TASK >>
Reproduce the data exactly.
-- DATA PROVIDED start --
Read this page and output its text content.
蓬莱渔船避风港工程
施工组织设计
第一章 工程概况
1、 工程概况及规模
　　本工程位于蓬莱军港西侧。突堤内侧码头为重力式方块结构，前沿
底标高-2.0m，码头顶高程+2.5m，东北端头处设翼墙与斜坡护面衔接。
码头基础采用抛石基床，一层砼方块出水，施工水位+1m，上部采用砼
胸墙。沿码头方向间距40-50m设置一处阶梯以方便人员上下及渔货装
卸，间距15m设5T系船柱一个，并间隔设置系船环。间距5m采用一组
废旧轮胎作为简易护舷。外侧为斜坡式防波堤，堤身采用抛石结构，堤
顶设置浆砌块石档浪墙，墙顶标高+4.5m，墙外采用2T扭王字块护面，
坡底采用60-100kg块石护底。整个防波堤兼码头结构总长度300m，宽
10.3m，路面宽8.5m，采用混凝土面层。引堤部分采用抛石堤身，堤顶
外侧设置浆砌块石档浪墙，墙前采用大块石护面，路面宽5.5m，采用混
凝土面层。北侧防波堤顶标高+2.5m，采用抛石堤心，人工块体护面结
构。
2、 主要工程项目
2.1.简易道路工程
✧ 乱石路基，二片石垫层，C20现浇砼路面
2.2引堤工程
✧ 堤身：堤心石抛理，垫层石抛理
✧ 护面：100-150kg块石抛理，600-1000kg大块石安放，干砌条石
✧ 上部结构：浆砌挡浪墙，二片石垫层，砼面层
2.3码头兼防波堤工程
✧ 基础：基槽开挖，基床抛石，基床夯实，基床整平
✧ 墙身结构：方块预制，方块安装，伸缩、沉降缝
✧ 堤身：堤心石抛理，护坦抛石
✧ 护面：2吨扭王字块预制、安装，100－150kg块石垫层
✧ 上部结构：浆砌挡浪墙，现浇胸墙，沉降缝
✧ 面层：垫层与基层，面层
-- DATA PROVIDED end --
COMPLETED EXERCISE >>
Read this page and output its text content.
蓬莱渔船避风港工程
施工组织设计
第一章 工程概况
1、 工程概况及规模
　　本工程位于蓬莱军港西侧。突堤内侧码头为重力式方块结构，前沿
底标高-2.0m，码头顶高程+2.5m，东北端头处设翼墙与斜坡护面衔接。
码头基础采用抛石基床，一层砼方块出水，施工水位+1m，上部采用砼
胸墙。沿码头方向间距40-50m设置一处阶梯以方便人员上下及渔货装
卸，间距15m设5T系船柱一个，并间隔设置系船环。间距5m采用一组
废旧轮胎作为简易护舷。外侧为斜坡式防波堤，堤身采用抛石结构，堤
顶设置浆砌块石档浪墙，墙顶标高+4.5m，墙外采用2T扭王字块护面，
坡底采用60-100kg块石护底。整个防波堤兼码头结构总长度300m，宽
10.3m，路面宽8.5m，采用混凝土面层。引堤部分采用抛石堤身，堤顶
外侧设置浆砌块石档浪墙，墙前采用大块石护面，路面宽5.5m，采用混
凝土面层。北侧防波堤顶标高+2.5m，采用抛石堤心，人工块体护面结
构。
2、 主要工程项目
2.1.简易道路工程
✧ 乱石路基，二片石垫层，C20现浇砼路面
2.2引堤工程
✧ 堤身：堤心石抛理，垫层石抛理
✧ 护面：100-150kg块石抛理，600-1000kg大块石安放，干砌条石
✧ 上部结构：浆砌挡浪墙，二片石垫层，砼面层
2.3码头兼防波堤工程
✧ 基础：基槽开挖，基床抛石，基床夯实，基床整平
✧ 墙身结构：方块预制，方块安装，伸缩、沉降缝
✧ 堤身：堤心石抛理，护坦抛石
✧ 护面：2吨扭王字块预制、安装，100－150kg块石垫层
✧ 上部结构：浆砌挡浪墙，现浇胸墙，沉降缝
✧ 面层：垫层与基层，面层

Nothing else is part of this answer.